*WHAT NEEDS TO BE DONE:*
Would you transcribe all of the data exactly, down to the last character?

Entries from a dataset:
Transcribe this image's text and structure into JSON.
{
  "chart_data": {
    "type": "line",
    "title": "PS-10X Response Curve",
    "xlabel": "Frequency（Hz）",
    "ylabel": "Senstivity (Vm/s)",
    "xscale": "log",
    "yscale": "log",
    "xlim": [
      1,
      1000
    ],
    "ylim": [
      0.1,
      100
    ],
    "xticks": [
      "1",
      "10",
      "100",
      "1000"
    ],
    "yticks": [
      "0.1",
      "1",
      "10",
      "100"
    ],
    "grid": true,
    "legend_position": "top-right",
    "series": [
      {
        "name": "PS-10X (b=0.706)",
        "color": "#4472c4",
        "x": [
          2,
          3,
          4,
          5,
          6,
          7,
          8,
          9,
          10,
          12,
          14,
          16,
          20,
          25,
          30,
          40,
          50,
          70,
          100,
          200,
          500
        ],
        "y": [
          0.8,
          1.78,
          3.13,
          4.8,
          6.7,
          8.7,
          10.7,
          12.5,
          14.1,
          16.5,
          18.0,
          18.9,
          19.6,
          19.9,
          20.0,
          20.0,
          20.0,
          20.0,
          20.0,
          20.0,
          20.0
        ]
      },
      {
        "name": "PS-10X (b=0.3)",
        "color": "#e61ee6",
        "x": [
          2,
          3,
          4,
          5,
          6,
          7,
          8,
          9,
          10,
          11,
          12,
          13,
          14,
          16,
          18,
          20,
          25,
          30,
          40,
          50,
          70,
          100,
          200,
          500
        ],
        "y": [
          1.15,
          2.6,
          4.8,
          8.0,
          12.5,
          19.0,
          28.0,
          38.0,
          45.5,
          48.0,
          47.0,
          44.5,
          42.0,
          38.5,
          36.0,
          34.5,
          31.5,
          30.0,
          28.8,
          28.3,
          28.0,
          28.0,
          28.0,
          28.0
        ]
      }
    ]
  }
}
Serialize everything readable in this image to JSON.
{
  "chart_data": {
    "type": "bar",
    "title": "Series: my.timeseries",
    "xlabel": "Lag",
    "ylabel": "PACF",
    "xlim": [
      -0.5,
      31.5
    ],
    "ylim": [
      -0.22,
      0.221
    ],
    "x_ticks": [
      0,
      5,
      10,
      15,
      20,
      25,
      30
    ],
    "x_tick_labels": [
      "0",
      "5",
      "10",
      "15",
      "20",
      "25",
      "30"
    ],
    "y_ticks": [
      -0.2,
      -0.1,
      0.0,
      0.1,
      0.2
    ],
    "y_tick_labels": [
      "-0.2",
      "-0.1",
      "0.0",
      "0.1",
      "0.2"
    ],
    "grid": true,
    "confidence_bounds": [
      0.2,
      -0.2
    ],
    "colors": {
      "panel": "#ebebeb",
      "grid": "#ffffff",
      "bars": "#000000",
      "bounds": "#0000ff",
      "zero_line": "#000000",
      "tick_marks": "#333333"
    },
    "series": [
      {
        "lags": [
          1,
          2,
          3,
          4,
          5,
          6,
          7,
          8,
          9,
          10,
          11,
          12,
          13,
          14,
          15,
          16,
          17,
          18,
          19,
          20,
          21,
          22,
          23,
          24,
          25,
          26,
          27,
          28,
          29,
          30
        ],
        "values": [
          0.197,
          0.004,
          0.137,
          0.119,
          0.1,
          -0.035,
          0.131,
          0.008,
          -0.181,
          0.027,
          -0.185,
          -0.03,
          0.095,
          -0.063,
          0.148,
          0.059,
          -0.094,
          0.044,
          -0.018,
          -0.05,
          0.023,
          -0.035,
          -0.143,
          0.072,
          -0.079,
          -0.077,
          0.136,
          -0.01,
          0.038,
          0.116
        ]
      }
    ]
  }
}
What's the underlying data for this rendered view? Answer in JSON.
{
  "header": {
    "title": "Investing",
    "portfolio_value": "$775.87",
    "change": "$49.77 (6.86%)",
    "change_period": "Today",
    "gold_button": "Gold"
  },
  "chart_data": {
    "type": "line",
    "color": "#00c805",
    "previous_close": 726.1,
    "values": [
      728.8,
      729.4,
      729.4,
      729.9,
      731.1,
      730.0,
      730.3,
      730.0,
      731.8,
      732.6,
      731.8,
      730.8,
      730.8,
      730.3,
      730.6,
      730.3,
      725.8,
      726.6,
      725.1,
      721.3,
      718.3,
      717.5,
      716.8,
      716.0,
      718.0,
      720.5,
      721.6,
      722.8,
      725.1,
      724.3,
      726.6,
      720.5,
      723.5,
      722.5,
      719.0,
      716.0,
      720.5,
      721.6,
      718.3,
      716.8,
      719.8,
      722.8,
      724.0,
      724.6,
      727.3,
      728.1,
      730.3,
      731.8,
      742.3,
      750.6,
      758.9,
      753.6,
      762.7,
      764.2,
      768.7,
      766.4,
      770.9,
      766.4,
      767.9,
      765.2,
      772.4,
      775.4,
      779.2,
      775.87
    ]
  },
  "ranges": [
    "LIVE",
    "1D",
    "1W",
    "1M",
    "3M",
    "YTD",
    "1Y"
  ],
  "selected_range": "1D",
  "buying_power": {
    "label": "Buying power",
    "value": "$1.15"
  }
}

*SOLVED PROBLEM:*
Transcribe this image's text and structure into JSON.
{
  "chart_data": {
    "type": "line",
    "title": "PS-10X Response Curve",
    "xlabel": "Frequency（Hz）",
    "ylabel": "Senstivity (Vm/s)",
    "xscale": "log",
    "yscale": "log",
    "xlim": [
      1,
      1000
    ],
    "ylim": [
      0.1,
      100
    ],
    "xticks": [
      "1",
      "10",
      "100",
      "1000"
    ],
    "yticks": [
      "0.1",
      "1",
      "10",
      "100"
    ],
    "grid": true,
    "legend_position": "top-right",
    "series": [
      {
        "name": "PS-10X (b=0.706)",
        "color": "#4472c4",
        "x": [
          2,
          3,
          4,
          5,
          6,
          7,
          8,
          9,
          10,
          12,
          14,
          16,
          20,
          25,
          30,
          40,
          50,
          70,
          100,
          200,
          500
        ],
        "y": [
          0.8,
          1.78,
          3.13,
          4.8,
          6.7,
          8.7,
          10.7,
          12.5,
          14.1,
          16.5,
          18.0,
          18.9,
          19.6,
          19.9,
          20.0,
          20.0,
          20.0,
          20.0,
          20.0,
          20.0,
          20.0
        ]
      },
      {
        "name": "PS-10X (b=0.3)",
        "color": "#e61ee6",
        "x": [
          2,
          3,
          4,
          5,
          6,
          7,
          8,
          9,
          10,
          11,
          12,
          13,
          14,
          16,
          18,
          20,
          25,
          30,
          40,
          50,
          70,
          100,
          200,
          500
        ],
        "y": [
          1.15,
          2.6,
          4.8,
          8.0,
          12.5,
          19.0,
          28.0,
          38.0,
          45.5,
          48.0,
          47.0,
          44.5,
          42.0,
          38.5,
          36.0,
          34.5,
          31.5,
          30.0,
          28.8,
          28.3,
          28.0,
          28.0,
          28.0,
          28.0
        ]
      }
    ]
  }
}
Serialize everything readable in this image to JSON.
{
  "chart_data": {
    "type": "bar",
    "title": "Series: my.timeseries",
    "xlabel": "Lag",
    "ylabel": "PACF",
    "xlim": [
      -0.5,
      31.5
    ],
    "ylim": [
      -0.22,
      0.221
    ],
    "x_ticks": [
      0,
      5,
      10,
      15,
      20,
      25,
      30
    ],
    "x_tick_labels": [
      "0",
      "5",
      "10",
      "15",
      "20",
      "25",
      "30"
    ],
    "y_ticks": [
      -0.2,
      -0.1,
      0.0,
      0.1,
      0.2
    ],
    "y_tick_labels": [
      "-0.2",
      "-0.1",
      "0.0",
      "0.1",
      "0.2"
    ],
    "grid": true,
    "confidence_bounds": [
      0.2,
      -0.2
    ],
    "colors": {
      "panel": "#ebebeb",
      "grid": "#ffffff",
      "bars": "#000000",
      "bounds": "#0000ff",
      "zero_line": "#000000",
      "tick_marks": "#333333"
    },
    "series": [
      {
        "lags": [
          1,
          2,
          3,
          4,
          5,
          6,
          7,
          8,
          9,
          10,
          11,
          12,
          13,
          14,
          15,
          16,
          17,
          18,
          19,
          20,
          21,
          22,
          23,
          24,
          25,
          26,
          27,
          28,
          29,
          30
        ],
        "values": [
          0.197,
          0.004,
          0.137,
          0.119,
          0.1,
          -0.035,
          0.131,
          0.008,
          -0.181,
          0.027,
          -0.185,
          -0.03,
          0.095,
          -0.063,
          0.148,
          0.059,
          -0.094,
          0.044,
          -0.018,
          -0.05,
          0.023,
          -0.035,
          -0.143,
          0.072,
          -0.079,
          -0.077,
          0.136,
          -0.01,
          0.038,
          0.116
        ]
      }
    ]
  }
}
What's the underlying data for this rendered view? Answer in JSON.
{
  "header": {
    "title": "Investing",
    "portfolio_value": "$775.87",
    "change": "$49.77 (6.86%)",
    "change_period": "Today",
    "gold_button": "Gold"
  },
  "chart_data": {
    "type": "line",
    "color": "#00c805",
    "previous_close": 726.1,
    "values": [
      728.8,
      729.4,
      729.4,
      729.9,
      731.1,
      730.0,
      730.3,
      730.0,
      731.8,
      732.6,
      731.8,
      730.8,
      730.8,
      730.3,
      730.6,
      730.3,
      725.8,
      726.6,
      725.1,
      721.3,
      718.3,
      717.5,
      716.8,
      716.0,
      718.0,
      720.5,
      721.6,
      722.8,
      725.1,
      724.3,
      726.6,
      720.5,
      723.5,
      722.5,
      719.0,
      716.0,
      720.5,
      721.6,
      718.3,
      716.8,
      719.8,
      722.8,
      724.0,
      724.6,
      727.3,
      728.1,
      730.3,
      731.8,
      742.3,
      750.6,
      758.9,
      753.6,
      762.7,
      764.2,
      768.7,
      766.4,
      770.9,
      766.4,
      767.9,
      765.2,
      772.4,
      775.4,
      779.2,
      775.87
    ]
  },
  "ranges": [
    "LIVE",
    "1D",
    "1W",
    "1M",
    "3M",
    "YTD",
    "1Y"
  ],
  "selected_range": "1D",
  "buying_power": {
    "label": "Buying power",
    "value": "$1.15"
  }
}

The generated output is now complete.